- 課題
記録の冒頭から「bar-segment [185,274,328,293]」を含む行まで（両端を含む）を番号付きリストに変換してください。空行は除きます。

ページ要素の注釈
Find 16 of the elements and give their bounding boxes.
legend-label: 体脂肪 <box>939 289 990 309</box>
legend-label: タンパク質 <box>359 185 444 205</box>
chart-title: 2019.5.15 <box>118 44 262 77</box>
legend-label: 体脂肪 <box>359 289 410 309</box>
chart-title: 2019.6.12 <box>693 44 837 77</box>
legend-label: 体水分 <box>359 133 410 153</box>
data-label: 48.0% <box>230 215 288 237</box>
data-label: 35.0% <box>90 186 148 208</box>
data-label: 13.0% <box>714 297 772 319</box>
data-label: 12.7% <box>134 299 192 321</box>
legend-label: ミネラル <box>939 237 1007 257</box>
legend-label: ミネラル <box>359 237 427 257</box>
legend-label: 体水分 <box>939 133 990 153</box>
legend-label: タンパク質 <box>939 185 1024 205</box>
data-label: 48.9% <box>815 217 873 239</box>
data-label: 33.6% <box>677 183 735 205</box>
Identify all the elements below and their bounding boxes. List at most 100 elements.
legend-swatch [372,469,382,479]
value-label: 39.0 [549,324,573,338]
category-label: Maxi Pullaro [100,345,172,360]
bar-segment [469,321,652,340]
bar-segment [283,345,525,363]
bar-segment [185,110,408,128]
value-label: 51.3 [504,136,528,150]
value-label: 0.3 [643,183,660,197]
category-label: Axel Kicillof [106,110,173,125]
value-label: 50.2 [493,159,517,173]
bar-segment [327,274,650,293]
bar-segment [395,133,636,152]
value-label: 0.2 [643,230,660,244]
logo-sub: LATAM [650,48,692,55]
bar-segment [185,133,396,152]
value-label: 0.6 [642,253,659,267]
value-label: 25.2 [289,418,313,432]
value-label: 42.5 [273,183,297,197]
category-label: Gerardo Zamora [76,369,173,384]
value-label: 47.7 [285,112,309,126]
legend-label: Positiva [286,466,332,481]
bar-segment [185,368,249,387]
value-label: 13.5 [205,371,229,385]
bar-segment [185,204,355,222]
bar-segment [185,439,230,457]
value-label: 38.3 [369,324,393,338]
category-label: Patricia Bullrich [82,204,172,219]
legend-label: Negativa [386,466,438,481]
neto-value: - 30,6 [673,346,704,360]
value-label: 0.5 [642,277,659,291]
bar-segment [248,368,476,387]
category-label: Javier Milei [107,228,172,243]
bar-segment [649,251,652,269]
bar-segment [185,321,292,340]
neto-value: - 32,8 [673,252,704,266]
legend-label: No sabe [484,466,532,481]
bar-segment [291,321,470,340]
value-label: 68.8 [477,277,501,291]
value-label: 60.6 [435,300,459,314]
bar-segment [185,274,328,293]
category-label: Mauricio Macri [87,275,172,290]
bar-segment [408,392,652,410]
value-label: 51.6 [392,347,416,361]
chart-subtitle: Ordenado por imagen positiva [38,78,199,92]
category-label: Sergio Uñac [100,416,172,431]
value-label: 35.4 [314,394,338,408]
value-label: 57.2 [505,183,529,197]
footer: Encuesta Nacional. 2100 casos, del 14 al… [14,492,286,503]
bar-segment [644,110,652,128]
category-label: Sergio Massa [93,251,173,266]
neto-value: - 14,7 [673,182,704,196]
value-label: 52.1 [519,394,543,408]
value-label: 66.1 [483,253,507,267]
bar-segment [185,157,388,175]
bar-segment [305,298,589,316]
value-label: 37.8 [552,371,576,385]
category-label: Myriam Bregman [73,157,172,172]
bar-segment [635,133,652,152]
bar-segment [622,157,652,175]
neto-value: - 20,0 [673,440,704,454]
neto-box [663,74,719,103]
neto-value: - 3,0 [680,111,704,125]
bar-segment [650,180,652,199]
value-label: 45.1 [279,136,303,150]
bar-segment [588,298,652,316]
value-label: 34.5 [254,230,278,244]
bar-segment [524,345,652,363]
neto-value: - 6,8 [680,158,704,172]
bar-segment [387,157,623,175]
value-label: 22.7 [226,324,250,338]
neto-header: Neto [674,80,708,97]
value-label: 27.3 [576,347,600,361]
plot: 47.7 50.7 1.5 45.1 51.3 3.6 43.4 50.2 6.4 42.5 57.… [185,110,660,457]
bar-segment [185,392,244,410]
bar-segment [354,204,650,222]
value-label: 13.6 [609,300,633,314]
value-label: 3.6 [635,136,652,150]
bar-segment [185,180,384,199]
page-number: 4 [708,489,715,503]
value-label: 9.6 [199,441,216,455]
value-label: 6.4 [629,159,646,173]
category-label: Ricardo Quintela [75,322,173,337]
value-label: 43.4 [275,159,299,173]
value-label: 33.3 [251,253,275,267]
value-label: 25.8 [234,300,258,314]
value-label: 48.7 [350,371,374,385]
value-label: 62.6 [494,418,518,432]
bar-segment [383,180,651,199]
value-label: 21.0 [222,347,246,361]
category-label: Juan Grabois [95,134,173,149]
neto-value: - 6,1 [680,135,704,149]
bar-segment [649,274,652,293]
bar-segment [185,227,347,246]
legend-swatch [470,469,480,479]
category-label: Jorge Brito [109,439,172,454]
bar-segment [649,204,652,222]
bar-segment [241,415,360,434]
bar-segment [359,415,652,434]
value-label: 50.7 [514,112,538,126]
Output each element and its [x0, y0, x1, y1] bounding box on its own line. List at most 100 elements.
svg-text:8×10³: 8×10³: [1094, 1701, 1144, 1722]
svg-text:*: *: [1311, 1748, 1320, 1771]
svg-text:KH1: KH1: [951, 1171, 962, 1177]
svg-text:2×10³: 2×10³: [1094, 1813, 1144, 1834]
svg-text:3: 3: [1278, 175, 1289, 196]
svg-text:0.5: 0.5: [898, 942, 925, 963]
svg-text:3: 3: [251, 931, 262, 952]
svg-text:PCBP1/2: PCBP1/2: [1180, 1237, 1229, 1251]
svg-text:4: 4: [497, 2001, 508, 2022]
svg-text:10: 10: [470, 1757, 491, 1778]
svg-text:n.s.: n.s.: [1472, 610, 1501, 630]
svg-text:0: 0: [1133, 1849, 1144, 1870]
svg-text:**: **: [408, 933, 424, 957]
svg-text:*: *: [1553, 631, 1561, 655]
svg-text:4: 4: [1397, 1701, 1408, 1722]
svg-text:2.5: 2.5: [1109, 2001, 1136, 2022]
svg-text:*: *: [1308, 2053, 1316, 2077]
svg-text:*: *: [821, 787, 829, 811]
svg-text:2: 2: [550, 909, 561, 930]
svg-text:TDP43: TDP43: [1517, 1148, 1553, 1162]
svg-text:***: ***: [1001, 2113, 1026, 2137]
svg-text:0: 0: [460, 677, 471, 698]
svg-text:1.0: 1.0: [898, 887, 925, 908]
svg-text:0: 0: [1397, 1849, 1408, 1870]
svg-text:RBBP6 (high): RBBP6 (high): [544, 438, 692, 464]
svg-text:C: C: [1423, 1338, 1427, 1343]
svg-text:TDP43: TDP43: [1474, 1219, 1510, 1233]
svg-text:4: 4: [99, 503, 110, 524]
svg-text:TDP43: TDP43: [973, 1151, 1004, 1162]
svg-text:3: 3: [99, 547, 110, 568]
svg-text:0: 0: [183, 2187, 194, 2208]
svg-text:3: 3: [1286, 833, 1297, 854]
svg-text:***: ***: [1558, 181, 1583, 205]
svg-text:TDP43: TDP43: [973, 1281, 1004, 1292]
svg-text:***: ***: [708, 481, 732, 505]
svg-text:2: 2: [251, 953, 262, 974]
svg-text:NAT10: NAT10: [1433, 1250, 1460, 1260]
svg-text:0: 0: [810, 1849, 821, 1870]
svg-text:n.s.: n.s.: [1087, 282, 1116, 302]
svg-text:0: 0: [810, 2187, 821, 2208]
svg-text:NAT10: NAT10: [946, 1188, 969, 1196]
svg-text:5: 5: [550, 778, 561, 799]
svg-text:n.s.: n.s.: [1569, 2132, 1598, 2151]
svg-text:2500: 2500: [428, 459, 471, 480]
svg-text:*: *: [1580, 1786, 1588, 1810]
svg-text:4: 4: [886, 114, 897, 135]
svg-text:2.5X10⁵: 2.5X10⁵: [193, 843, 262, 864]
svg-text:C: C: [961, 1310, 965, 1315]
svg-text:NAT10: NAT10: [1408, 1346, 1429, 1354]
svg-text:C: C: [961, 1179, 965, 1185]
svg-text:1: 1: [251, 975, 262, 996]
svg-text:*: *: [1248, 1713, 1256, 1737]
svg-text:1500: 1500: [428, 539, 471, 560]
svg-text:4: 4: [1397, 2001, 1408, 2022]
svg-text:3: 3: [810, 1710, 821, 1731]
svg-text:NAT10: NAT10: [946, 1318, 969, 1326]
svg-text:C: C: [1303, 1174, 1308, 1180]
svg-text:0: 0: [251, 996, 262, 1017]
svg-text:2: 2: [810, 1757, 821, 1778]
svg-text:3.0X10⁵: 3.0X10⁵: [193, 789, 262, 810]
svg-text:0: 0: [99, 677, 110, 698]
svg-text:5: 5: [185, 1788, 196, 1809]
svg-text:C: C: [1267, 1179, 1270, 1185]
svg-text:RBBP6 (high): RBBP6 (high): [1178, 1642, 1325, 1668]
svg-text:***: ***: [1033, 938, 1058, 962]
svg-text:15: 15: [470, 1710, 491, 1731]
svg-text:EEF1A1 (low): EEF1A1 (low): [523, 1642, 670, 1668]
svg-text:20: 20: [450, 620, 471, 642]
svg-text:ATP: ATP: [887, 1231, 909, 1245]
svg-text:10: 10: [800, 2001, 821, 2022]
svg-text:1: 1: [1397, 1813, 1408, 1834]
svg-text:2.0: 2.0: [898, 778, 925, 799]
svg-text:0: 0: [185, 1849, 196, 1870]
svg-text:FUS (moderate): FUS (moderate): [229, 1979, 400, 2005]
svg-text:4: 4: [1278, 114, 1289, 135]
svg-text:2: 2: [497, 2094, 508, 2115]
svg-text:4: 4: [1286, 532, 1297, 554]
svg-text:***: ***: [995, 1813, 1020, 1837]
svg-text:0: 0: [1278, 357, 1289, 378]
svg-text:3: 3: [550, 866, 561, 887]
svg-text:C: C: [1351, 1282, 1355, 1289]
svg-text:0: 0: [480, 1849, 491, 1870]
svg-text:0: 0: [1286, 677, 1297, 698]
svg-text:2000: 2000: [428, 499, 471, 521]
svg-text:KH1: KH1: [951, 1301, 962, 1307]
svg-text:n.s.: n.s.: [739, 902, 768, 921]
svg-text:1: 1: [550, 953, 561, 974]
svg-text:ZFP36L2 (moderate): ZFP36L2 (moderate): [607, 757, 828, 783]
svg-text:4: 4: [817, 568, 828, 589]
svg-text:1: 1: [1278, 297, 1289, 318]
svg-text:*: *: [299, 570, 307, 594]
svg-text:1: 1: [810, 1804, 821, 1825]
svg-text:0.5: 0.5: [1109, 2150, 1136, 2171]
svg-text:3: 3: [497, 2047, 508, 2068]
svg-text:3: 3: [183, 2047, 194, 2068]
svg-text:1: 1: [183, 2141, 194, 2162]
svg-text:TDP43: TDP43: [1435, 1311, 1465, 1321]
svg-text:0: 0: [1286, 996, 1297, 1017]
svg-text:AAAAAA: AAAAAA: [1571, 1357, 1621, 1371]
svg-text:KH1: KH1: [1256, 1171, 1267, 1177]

- 解答
1. Find 16 of the elements and give their bounding boxes.
2. legend-label: 体脂肪 <box>939 289 990 309</box>
3. legend-label: タンパク質 <box>359 185 444 205</box>
4. chart-title: 2019.5.15 <box>118 44 262 77</box>
5. legend-label: 体脂肪 <box>359 289 410 309</box>
6. chart-title: 2019.6.12 <box>693 44 837 77</box>
7. legend-label: 体水分 <box>359 133 410 153</box>
8. data-label: 48.0% <box>230 215 288 237</box>
9. data-label: 35.0% <box>90 186 148 208</box>
10. data-label: 13.0% <box>714 297 772 319</box>
11. data-label: 12.7% <box>134 299 192 321</box>
12. legend-label: ミネラル <box>939 237 1007 257</box>
13. legend-label: ミネラル <box>359 237 427 257</box>
14. legend-label: 体水分 <box>939 133 990 153</box>
15. legend-label: タンパク質 <box>939 185 1024 205</box>
16. data-label: 48.9% <box>815 217 873 239</box>
17. data-label: 33.6% <box>677 183 735 205</box>
18. Identify all the elements below and their bounding boxes. List at most 100 elements.
19. legend-swatch [372,469,382,479]
20. value-label: 39.0 [549,324,573,338]
21. category-label: Maxi Pullaro [100,345,172,360]
22. bar-segment [469,321,652,340]
23. bar-segment [283,345,525,363]
24. bar-segment [185,110,408,128]
25. value-label: 51.3 [504,136,528,150]
26. value-label: 0.3 [643,183,660,197]
27. category-label: Axel Kicillof [106,110,173,125]
28. value-label: 50.2 [493,159,517,173]
29. bar-segment [327,274,650,293]
30. bar-segment [395,133,636,152]
31. value-label: 0.2 [643,230,660,244]
32. logo-sub: LATAM [650,48,692,55]
33. bar-segment [185,133,396,152]
34. value-label: 0.6 [642,253,659,267]
35. value-label: 25.2 [289,418,313,432]
36. value-label: 42.5 [273,183,297,197]
37. category-label: Gerardo Zamora [76,369,173,384]
38. value-label: 47.7 [285,112,309,126]
39. legend-label: Positiva [286,466,332,481]
40. bar-segment [185,368,249,387]
41. value-label: 13.5 [205,371,229,385]
42. bar-segment [185,204,355,222]
43. bar-segment [185,439,230,457]
44. value-label: 38.3 [369,324,393,338]
45. category-label: Patricia Bullrich [82,204,172,219]
46. legend-label: Negativa [386,466,438,481]
47. neto-value: - 30,6 [673,346,704,360]
48. value-label: 0.5 [642,277,659,291]
49. bar-segment [248,368,476,387]
50. category-label: Javier Milei [107,228,172,243]
51. bar-segment [649,251,652,269]
52. bar-segment [185,321,292,340]
53. neto-value: - 32,8 [673,252,704,266]
54. legend-label: No sabe [484,466,532,481]
55. bar-segment [291,321,470,340]
56. value-label: 68.8 [477,277,501,291]
57. value-label: 60.6 [435,300,459,314]
58. bar-segment [185,274,328,293]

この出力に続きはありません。